'''

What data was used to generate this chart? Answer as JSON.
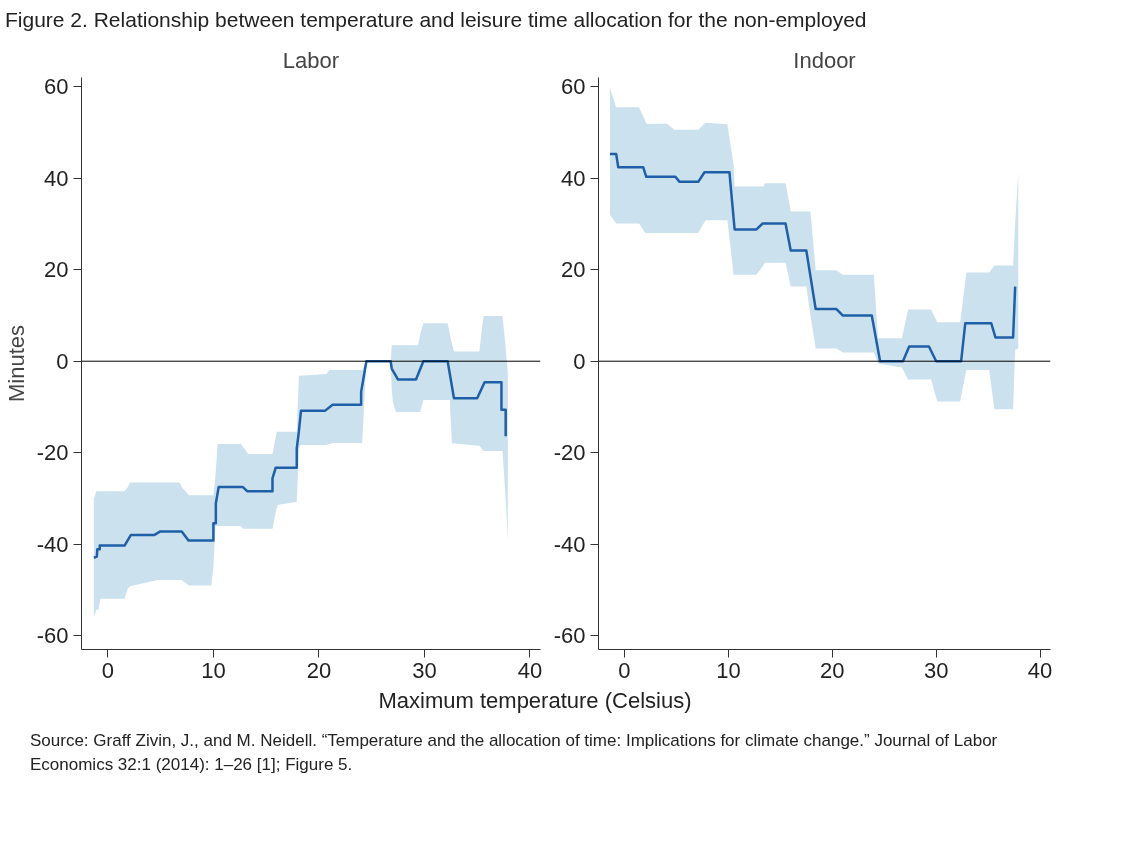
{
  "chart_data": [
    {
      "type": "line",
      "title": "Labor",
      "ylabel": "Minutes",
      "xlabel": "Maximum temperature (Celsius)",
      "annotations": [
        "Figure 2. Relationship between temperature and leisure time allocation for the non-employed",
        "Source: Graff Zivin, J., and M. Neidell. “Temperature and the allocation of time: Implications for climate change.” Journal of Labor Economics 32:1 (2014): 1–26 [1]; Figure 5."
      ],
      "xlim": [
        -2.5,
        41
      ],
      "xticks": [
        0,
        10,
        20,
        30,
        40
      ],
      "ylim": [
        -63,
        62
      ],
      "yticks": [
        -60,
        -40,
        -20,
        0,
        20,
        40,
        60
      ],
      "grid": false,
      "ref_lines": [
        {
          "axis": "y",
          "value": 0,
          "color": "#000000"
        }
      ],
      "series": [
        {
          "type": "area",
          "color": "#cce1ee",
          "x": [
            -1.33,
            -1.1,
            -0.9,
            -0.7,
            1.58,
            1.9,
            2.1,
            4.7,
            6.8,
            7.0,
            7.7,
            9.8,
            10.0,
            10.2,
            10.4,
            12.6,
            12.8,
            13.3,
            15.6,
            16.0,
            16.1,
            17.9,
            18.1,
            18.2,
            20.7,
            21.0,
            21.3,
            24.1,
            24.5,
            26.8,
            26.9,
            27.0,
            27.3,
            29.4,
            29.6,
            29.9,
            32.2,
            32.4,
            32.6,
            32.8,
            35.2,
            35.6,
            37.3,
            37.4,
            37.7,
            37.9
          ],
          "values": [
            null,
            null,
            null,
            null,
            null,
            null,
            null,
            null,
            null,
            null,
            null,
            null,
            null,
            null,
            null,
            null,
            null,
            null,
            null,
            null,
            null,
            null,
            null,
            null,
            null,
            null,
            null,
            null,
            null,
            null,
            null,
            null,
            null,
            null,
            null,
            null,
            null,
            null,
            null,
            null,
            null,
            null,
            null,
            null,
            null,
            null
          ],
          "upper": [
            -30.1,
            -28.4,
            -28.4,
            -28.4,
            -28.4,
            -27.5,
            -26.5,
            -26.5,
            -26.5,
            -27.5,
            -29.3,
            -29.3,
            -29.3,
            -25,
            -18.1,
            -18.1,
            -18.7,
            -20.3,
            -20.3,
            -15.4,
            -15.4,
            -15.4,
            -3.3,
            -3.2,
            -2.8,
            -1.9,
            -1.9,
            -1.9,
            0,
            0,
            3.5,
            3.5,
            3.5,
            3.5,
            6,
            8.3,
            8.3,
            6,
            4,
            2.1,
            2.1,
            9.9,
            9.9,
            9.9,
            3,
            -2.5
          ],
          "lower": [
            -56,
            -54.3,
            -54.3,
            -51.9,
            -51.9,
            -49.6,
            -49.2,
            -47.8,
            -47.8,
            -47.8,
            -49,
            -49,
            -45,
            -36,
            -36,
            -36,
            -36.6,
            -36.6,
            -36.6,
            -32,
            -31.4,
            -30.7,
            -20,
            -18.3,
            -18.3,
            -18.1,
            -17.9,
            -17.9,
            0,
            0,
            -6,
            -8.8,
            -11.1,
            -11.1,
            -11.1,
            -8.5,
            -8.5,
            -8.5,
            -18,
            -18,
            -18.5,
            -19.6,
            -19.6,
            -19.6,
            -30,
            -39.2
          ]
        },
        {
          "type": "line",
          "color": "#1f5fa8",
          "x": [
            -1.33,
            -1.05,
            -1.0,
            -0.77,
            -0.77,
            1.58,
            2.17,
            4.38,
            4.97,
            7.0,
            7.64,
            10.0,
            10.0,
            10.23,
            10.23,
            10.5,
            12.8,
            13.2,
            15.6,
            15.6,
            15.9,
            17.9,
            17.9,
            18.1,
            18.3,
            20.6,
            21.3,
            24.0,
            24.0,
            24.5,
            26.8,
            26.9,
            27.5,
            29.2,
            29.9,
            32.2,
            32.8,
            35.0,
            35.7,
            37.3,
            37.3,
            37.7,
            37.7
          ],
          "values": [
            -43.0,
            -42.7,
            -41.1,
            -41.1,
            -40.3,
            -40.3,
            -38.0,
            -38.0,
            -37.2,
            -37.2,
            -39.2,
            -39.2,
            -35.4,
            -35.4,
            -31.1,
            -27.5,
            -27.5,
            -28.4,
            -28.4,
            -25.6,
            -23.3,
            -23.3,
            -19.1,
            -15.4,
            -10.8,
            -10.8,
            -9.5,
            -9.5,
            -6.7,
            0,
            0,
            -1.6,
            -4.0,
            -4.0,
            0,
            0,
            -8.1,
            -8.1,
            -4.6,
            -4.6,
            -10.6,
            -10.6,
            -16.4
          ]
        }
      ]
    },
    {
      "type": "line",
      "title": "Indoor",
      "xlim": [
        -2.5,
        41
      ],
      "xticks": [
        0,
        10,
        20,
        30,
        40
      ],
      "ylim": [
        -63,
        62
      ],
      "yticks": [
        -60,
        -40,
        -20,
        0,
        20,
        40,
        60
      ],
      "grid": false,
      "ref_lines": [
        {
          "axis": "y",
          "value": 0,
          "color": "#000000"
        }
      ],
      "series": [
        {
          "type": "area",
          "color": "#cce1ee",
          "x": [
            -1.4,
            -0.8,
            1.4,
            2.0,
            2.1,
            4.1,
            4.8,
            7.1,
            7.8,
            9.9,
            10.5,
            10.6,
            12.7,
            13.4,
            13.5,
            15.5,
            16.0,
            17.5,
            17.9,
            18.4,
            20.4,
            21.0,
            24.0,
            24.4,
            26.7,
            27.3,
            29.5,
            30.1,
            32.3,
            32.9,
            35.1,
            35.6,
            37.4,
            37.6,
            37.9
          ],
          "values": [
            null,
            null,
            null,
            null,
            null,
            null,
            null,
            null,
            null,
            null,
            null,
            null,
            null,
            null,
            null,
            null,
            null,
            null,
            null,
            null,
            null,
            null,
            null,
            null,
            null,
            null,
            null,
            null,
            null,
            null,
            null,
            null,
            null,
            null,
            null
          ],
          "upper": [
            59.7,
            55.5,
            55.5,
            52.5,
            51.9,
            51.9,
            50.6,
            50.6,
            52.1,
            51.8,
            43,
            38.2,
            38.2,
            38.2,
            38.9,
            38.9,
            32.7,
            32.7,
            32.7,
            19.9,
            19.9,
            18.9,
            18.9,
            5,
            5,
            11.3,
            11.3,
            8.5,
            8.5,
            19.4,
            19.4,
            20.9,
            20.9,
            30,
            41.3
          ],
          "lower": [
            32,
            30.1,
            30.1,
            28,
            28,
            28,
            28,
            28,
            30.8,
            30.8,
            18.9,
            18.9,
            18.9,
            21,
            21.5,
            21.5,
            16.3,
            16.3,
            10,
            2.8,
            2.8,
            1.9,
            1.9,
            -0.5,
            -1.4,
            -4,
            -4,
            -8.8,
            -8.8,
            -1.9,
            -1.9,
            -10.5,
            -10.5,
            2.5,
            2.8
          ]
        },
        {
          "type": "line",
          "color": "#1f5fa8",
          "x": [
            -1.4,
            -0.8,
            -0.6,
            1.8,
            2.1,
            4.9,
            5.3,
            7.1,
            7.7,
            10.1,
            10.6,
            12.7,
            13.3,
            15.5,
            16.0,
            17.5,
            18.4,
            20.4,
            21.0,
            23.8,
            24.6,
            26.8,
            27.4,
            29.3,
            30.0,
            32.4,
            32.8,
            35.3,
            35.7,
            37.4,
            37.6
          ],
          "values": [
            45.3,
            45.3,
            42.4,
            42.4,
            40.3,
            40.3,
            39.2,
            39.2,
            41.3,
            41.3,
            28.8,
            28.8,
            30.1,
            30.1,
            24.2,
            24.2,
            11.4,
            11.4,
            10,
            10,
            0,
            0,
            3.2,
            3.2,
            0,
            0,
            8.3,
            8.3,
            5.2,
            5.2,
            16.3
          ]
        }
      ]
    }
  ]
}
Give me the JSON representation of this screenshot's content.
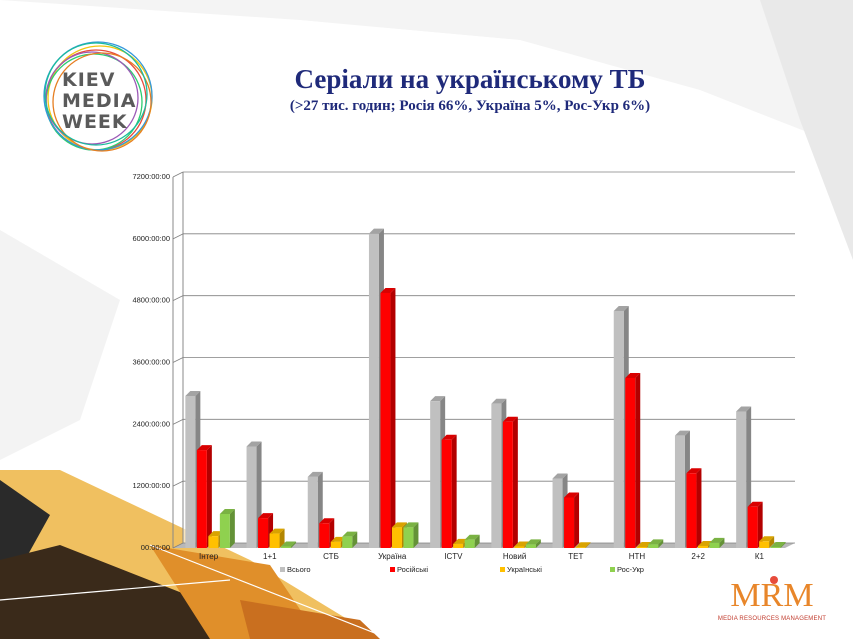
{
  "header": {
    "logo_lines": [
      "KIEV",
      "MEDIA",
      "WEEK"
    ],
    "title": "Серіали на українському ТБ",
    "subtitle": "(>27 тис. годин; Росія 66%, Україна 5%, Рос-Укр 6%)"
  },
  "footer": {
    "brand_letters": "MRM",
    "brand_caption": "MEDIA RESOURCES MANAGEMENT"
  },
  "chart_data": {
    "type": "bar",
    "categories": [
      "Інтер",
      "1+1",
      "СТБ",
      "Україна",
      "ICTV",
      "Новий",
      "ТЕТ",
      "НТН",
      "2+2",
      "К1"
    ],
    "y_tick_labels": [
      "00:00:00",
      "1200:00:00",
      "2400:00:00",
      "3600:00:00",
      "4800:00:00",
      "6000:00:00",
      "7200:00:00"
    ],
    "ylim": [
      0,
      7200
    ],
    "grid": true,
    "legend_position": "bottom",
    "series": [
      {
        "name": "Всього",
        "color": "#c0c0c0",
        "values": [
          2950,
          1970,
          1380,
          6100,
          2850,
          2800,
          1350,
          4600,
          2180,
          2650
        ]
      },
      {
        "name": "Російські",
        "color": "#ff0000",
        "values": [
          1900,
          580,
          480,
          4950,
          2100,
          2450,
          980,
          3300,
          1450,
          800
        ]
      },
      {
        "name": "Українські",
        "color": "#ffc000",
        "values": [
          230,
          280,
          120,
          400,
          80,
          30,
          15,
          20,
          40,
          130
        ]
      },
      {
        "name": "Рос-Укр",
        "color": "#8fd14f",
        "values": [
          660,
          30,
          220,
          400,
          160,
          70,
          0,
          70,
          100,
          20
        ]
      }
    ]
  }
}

'''

Request: Identify and copy lines that hold the string "JSON".

Response to the exercise:
What data was used to generate this chart? Answer as JSON.
Give me the JSON representation of this screenshot's content.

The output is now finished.